* [Task to complete]:
Omit the images, then output each of the records below exactly.

══ Records for this task ══

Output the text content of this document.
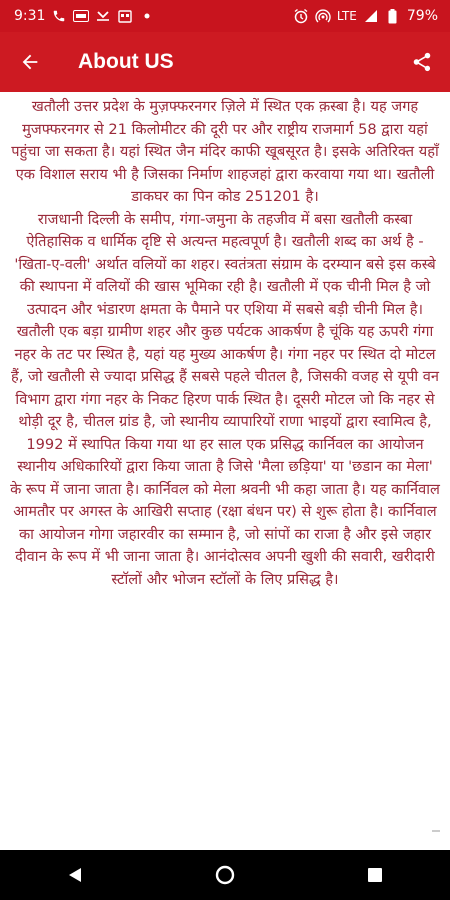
9:31	LTE	79%
About US

खतौली उत्तर प्रदेश के मुज़फ्फरनगर ज़िले में स्थित एक क़स्बा है। यह जगह मुजफ्फरनगर से 21 किलोमीटर की दूरी पर और राष्ट्रीय राजमार्ग 58 द्वारा यहां पहुंचा जा सकता है। यहां स्थित जैन मंदिर काफी खूबसूरत है। इसके अतिरिक्त यहाँ एक विशाल सराय भी है जिसका निर्माण शाहजहां द्वारा करवाया गया था। खतौली डाकघर का पिन कोड 251201 है।
राजधानी दिल्ली के समीप, गंगा-जमुना के तहजीव में बसा खतौली कस्बा ऐतिहासिक व धार्मिक दृष्टि से अत्यन्त महत्वपूर्ण है। खतौली शब्द का अर्थ है - 'खिता-ए-वली' अर्थात वलियों का शहर। स्वतंत्रता संग्राम के दरम्यान बसे इस कस्बे की स्थापना में वलियों की खास भूमिका रही है। खतौली में एक चीनी मिल है जो उत्पादन और भंडारण क्षमता के पैमाने पर एशिया में सबसे बड़ी चीनी मिल है।
खतौली एक बड़ा ग्रामीण शहर और कुछ पर्यटक आकर्षण है चूंकि यह ऊपरी गंगा नहर के तट पर स्थित है, यहां यह मुख्य आकर्षण है। गंगा नहर पर स्थित दो मोटल हैं, जो खतौली से ज्यादा प्रसिद्ध हैं सबसे पहले चीतल है, जिसकी वजह से यूपी वन विभाग द्वारा गंगा नहर के निकट हिरण पार्क स्थित है। दूसरी मोटल जो कि नहर से थोड़ी दूर है, चीतल ग्रांड है, जो स्थानीय व्यापारियों राणा भाइयों द्वारा स्वामित्व है, 1992 में स्थापित किया गया था हर साल एक प्रसिद्ध कार्निवल का आयोजन स्थानीय अधिकारियों द्वारा किया जाता है जिसे 'मैला छड़िया' या 'छडान का मेला' के रूप में जाना जाता है। कार्निवल को मेला श्रवनी भी कहा जाता है। यह कार्निवाल आमतौर पर अगस्त के आखिरी सप्ताह (रक्षा बंधन पर) से शुरू होता है। कार्निवाल का आयोजन गोगा जहारवीर का सम्मान है, जो सांपों का राजा है और इसे जहार दीवान के रूप में भी जाना जाता है। आनंदोत्सव अपनी खुशी की सवारी, खरीदारी स्टॉलों और भोजन स्टॉलों के लिए प्रसिद्ध है।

═══

* [Correct output]:
Output the text content of this document.
9:31	LTE	79%
About US

खतौली उत्तर प्रदेश के मुज़फ्फरनगर ज़िले में स्थित एक क़स्बा है। यह जगह मुजफ्फरनगर से 21 किलोमीटर की दूरी पर और राष्ट्रीय राजमार्ग 58 द्वारा यहां पहुंचा जा सकता है। यहां स्थित जैन मंदिर काफी खूबसूरत है। इसके अतिरिक्त यहाँ एक विशाल सराय भी है जिसका निर्माण शाहजहां द्वारा करवाया गया था। खतौली डाकघर का पिन कोड 251201 है।
राजधानी दिल्ली के समीप, गंगा-जमुना के तहजीव में बसा खतौली कस्बा ऐतिहासिक व धार्मिक दृष्टि से अत्यन्त महत्वपूर्ण है। खतौली शब्द का अर्थ है - 'खिता-ए-वली' अर्थात वलियों का शहर। स्वतंत्रता संग्राम के दरम्यान बसे इस कस्बे की स्थापना में वलियों की खास भूमिका रही है। खतौली में एक चीनी मिल है जो उत्पादन और भंडारण क्षमता के पैमाने पर एशिया में सबसे बड़ी चीनी मिल है।
खतौली एक बड़ा ग्रामीण शहर और कुछ पर्यटक आकर्षण है चूंकि यह ऊपरी गंगा नहर के तट पर स्थित है, यहां यह मुख्य आकर्षण है। गंगा नहर पर स्थित दो मोटल हैं, जो खतौली से ज्यादा प्रसिद्ध हैं सबसे पहले चीतल है, जिसकी वजह से यूपी वन विभाग द्वारा गंगा नहर के निकट हिरण पार्क स्थित है। दूसरी मोटल जो कि नहर से थोड़ी दूर है, चीतल ग्रांड है, जो स्थानीय व्यापारियों राणा भाइयों द्वारा स्वामित्व है, 1992 में स्थापित किया गया था हर साल एक प्रसिद्ध कार्निवल का आयोजन स्थानीय अधिकारियों द्वारा किया जाता है जिसे 'मैला छड़िया' या 'छडान का मेला' के रूप में जाना जाता है। कार्निवल को मेला श्रवनी भी कहा जाता है। यह कार्निवाल आमतौर पर अगस्त के आखिरी सप्ताह (रक्षा बंधन पर) से शुरू होता है। कार्निवाल का आयोजन गोगा जहारवीर का सम्मान है, जो सांपों का राजा है और इसे जहार दीवान के रूप में भी जाना जाता है। आनंदोत्सव अपनी खुशी की सवारी, खरीदारी स्टॉलों और भोजन स्टॉलों के लिए प्रसिद्ध है।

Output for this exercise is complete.